● Lines of data
━━━

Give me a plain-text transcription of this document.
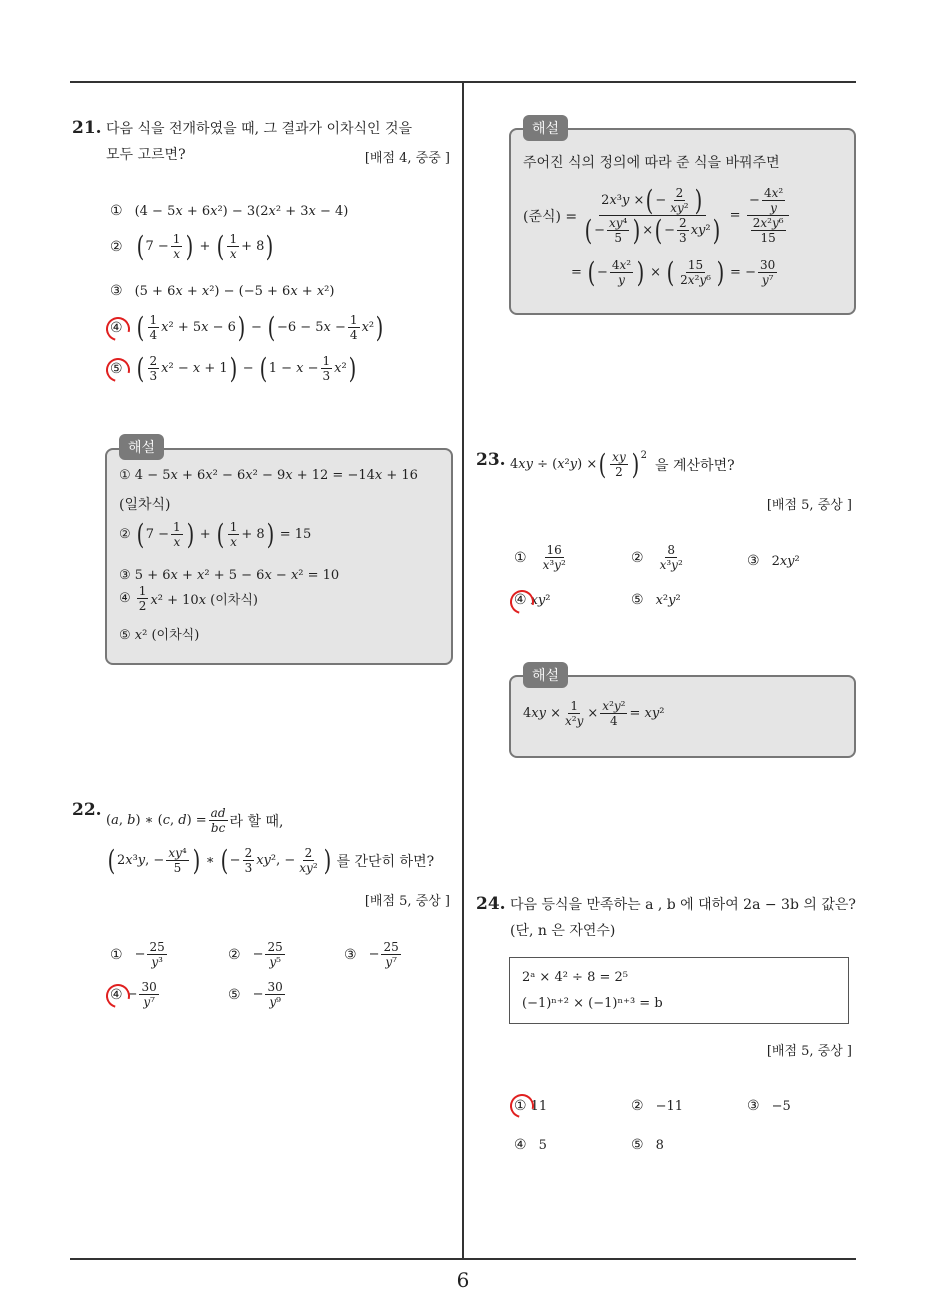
21. 다음 식을 전개하였을 때, 그 결과가 이차식인 것을
모두 고르면?	[배점 4, 중중 ]
① (4 − 5x + 6x²) − 3(2x² + 3x − 4)
② ( $7 - \frac{1}{x}$ ) + ( $\frac{1}{x} + 8$ )
③ (5 + 6x + x²) − (−5 + 6x + x²)
④ ( $\frac{1}{4} x^2 + 5x - 6$ ) − ( $-6 - 5x - \frac{1}{4} x^2$ )
⑤ ( $\frac{2}{3} x^2 - x + 1$ ) − ( $1 - x - \frac{1}{3} x^2$ )
① 4 − 5x + 6x² − 6x² − 9x + 12 = −14x + 16
(일차식)
② ( $7 - \frac{1}{x}$ ) + ( $\frac{1}{x} + 8$ ) = 15
③ 5 + 6x + x² + 5 − 6x − x² = 10
④ $\frac{1}{2} x^2 + 10x$ (이차식)
⑤ x² (이차식)
해설
22.
(a, b) ∗ (c, $d) = \frac{ad}{bc}$ 라 할 때,
( 2x³y, − $\frac{\text{xy⁴}}{5}$ ) ∗ ( − $\frac{2}{3} xy^2$, − $\frac{2}{\text{xy²}}$ ) 를 간단히 하면?
[배점 5, 중상 ]
① − $\frac{25}{\text{y³}}$	② − $\frac{25}{\text{y⁵}}$	③ − $\frac{25}{\text{y⁷}}$
④ − $\frac{30}{\text{y⁷}}$	⑤ − $\frac{30}{\text{y⁹}}$
주어진 식의 정의에 따라 준 식을 바꿔주면
(준식) = $\frac{2x^3y \times ( - \frac{2}{\text{xy²}} )}{( - \frac{\text{xy⁴}}{5} ) \times ( - \frac{2}{3} xy^2 )} = \frac{- \frac{\text{4x²}}{y}}{\frac{\text{2x²y⁶}}{15}}$
= ( − $\frac{\text{4x²}}{y}$ ) × ( $\frac{15}{\text{2x²y⁶}}$ ) = − $\frac{30}{\text{y⁷}}$
해설
23. 4xy ÷ (x²y) × ( $\frac{xy}{2}$ ) 2
을 계산하면?
[배점 5, 중상 ]
① $\frac{16}{\text{x³y²}}$	② $\frac{8}{\text{x³y²}}$	③ 2xy²
④ xy²	⑤ x²y²
$4xy \times \frac{1}{\text{x²y}} \times \frac{\text{x²y²}}{4} = xy^2$
해설
24. 다음 등식을 만족하는 a , b 에 대하여 2a − 3b 의 값은?
(단, n 은 자연수)
2ᵃ × 4² ÷ 8 = 2⁵
(−1)ⁿ⁺² × (−1)ⁿ⁺³ = b
[배점 5, 중상 ]
① 11	② −11	③ −5
④ 5	⑤ 8
6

━━━

● SHORT EXERCISE
Scan the lines for the string "x²y²". Pick out every line that has it.

● SOLUTION BELOW
④ xy²	⑤ x²y²
$4xy \times \frac{1}{\text{x²y}} \times \frac{\text{x²y²}}{4} = xy^2$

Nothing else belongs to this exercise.